(Saved entries)
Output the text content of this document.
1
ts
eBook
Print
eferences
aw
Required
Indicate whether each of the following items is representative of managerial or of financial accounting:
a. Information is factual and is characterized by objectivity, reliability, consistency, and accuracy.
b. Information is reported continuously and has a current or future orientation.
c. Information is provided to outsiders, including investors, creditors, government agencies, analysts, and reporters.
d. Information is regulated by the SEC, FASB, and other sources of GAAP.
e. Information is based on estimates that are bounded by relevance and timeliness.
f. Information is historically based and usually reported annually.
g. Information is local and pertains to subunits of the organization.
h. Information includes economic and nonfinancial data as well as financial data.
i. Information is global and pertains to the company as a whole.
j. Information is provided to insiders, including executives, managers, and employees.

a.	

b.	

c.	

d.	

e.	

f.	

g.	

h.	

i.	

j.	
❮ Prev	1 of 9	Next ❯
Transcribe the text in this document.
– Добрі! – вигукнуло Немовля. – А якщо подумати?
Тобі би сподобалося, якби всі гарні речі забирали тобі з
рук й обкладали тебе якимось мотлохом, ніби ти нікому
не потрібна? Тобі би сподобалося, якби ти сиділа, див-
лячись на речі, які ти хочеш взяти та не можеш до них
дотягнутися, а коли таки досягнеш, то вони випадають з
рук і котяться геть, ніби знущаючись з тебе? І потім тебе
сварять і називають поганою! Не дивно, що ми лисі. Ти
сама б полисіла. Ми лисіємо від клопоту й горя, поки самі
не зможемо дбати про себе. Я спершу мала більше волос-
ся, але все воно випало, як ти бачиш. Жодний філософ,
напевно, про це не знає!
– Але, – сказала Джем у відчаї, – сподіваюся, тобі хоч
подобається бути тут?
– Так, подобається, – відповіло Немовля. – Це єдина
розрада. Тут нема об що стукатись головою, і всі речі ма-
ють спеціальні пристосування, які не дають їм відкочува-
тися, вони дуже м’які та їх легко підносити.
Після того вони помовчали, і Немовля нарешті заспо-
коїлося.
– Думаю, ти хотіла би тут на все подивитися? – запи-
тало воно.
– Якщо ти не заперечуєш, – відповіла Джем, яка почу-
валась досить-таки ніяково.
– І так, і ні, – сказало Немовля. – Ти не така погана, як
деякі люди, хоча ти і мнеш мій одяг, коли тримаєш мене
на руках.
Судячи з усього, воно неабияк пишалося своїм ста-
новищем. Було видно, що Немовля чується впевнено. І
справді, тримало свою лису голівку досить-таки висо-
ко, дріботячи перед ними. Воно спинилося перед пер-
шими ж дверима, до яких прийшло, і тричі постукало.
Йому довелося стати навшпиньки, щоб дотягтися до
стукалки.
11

→ PROBLEM DESCRIPTION
Go through the records and show every line with the string "якби" in it.

→ THE REPLY
Тобі би сподобалося, якби всі гарні речі забирали тобі з
не потрібна? Тобі би сподобалося, якби ти сиділа, див-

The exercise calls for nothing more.